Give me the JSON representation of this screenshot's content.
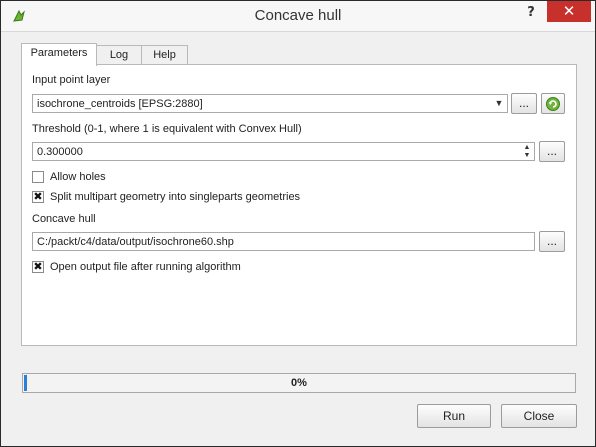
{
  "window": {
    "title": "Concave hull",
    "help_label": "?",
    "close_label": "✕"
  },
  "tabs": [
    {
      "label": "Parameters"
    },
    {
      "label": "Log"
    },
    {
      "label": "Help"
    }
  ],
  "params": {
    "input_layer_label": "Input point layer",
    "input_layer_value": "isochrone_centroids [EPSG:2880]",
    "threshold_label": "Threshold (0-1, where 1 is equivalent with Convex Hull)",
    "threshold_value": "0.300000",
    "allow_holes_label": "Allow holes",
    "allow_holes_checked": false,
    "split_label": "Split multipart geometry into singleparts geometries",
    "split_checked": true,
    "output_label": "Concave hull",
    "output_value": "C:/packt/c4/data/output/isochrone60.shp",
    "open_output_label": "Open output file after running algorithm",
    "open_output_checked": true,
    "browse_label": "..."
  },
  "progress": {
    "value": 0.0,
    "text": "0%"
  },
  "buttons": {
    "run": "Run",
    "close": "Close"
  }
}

::::

• **PROBLEM**: From the material above, reproduce everything verbatim except the pictures.

• **OUTPUT**:
Give me the JSON representation of this screenshot's content.
{
  "window": {
    "title": "Concave hull",
    "help_label": "?",
    "close_label": "✕"
  },
  "tabs": [
    {
      "label": "Parameters"
    },
    {
      "label": "Log"
    },
    {
      "label": "Help"
    }
  ],
  "params": {
    "input_layer_label": "Input point layer",
    "input_layer_value": "isochrone_centroids [EPSG:2880]",
    "threshold_label": "Threshold (0-1, where 1 is equivalent with Convex Hull)",
    "threshold_value": "0.300000",
    "allow_holes_label": "Allow holes",
    "allow_holes_checked": false,
    "split_label": "Split multipart geometry into singleparts geometries",
    "split_checked": true,
    "output_label": "Concave hull",
    "output_value": "C:/packt/c4/data/output/isochrone60.shp",
    "open_output_label": "Open output file after running algorithm",
    "open_output_checked": true,
    "browse_label": "..."
  },
  "progress": {
    "value": 0.0,
    "text": "0%"
  },
  "buttons": {
    "run": "Run",
    "close": "Close"
  }
}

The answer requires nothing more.